Write out the records below word for word, please.

>> Begin Task material

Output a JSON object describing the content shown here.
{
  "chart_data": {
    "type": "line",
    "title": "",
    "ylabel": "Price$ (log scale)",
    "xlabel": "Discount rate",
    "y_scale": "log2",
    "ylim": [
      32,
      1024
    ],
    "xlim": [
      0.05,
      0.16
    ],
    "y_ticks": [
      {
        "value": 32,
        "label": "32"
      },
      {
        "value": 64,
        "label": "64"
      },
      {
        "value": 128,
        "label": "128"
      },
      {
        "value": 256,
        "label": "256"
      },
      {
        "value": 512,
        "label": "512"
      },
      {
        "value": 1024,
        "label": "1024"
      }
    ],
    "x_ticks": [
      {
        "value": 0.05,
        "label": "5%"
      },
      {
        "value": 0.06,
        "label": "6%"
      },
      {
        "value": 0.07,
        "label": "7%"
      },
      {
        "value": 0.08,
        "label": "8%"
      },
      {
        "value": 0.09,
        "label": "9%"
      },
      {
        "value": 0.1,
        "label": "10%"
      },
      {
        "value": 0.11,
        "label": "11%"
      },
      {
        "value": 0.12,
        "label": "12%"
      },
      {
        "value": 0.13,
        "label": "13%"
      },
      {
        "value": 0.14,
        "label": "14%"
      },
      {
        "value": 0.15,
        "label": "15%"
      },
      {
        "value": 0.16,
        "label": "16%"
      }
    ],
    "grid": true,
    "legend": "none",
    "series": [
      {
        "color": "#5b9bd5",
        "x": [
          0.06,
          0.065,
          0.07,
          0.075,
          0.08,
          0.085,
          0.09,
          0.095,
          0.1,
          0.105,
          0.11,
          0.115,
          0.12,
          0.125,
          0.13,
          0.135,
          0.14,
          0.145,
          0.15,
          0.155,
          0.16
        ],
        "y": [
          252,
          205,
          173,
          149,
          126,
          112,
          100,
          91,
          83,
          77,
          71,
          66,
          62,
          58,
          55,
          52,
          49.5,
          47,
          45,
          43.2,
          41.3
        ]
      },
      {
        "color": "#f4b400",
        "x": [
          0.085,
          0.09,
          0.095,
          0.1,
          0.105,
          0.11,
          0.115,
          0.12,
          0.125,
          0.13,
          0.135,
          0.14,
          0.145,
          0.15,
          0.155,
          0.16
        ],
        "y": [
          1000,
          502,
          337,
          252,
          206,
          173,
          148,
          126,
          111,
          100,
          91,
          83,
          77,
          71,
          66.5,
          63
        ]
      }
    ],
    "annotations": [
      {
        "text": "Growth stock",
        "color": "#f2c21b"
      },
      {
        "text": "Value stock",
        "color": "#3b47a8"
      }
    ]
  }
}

>> End Task material

*Solved problem*:
Output a JSON object describing the content shown here.
{
  "chart_data": {
    "type": "line",
    "title": "",
    "ylabel": "Price$ (log scale)",
    "xlabel": "Discount rate",
    "y_scale": "log2",
    "ylim": [
      32,
      1024
    ],
    "xlim": [
      0.05,
      0.16
    ],
    "y_ticks": [
      {
        "value": 32,
        "label": "32"
      },
      {
        "value": 64,
        "label": "64"
      },
      {
        "value": 128,
        "label": "128"
      },
      {
        "value": 256,
        "label": "256"
      },
      {
        "value": 512,
        "label": "512"
      },
      {
        "value": 1024,
        "label": "1024"
      }
    ],
    "x_ticks": [
      {
        "value": 0.05,
        "label": "5%"
      },
      {
        "value": 0.06,
        "label": "6%"
      },
      {
        "value": 0.07,
        "label": "7%"
      },
      {
        "value": 0.08,
        "label": "8%"
      },
      {
        "value": 0.09,
        "label": "9%"
      },
      {
        "value": 0.1,
        "label": "10%"
      },
      {
        "value": 0.11,
        "label": "11%"
      },
      {
        "value": 0.12,
        "label": "12%"
      },
      {
        "value": 0.13,
        "label": "13%"
      },
      {
        "value": 0.14,
        "label": "14%"
      },
      {
        "value": 0.15,
        "label": "15%"
      },
      {
        "value": 0.16,
        "label": "16%"
      }
    ],
    "grid": true,
    "legend": "none",
    "series": [
      {
        "color": "#5b9bd5",
        "x": [
          0.06,
          0.065,
          0.07,
          0.075,
          0.08,
          0.085,
          0.09,
          0.095,
          0.1,
          0.105,
          0.11,
          0.115,
          0.12,
          0.125,
          0.13,
          0.135,
          0.14,
          0.145,
          0.15,
          0.155,
          0.16
        ],
        "y": [
          252,
          205,
          173,
          149,
          126,
          112,
          100,
          91,
          83,
          77,
          71,
          66,
          62,
          58,
          55,
          52,
          49.5,
          47,
          45,
          43.2,
          41.3
        ]
      },
      {
        "color": "#f4b400",
        "x": [
          0.085,
          0.09,
          0.095,
          0.1,
          0.105,
          0.11,
          0.115,
          0.12,
          0.125,
          0.13,
          0.135,
          0.14,
          0.145,
          0.15,
          0.155,
          0.16
        ],
        "y": [
          1000,
          502,
          337,
          252,
          206,
          173,
          148,
          126,
          111,
          100,
          91,
          83,
          77,
          71,
          66.5,
          63
        ]
      }
    ],
    "annotations": [
      {
        "text": "Growth stock",
        "color": "#f2c21b"
      },
      {
        "text": "Value stock",
        "color": "#3b47a8"
      }
    ]
  }
}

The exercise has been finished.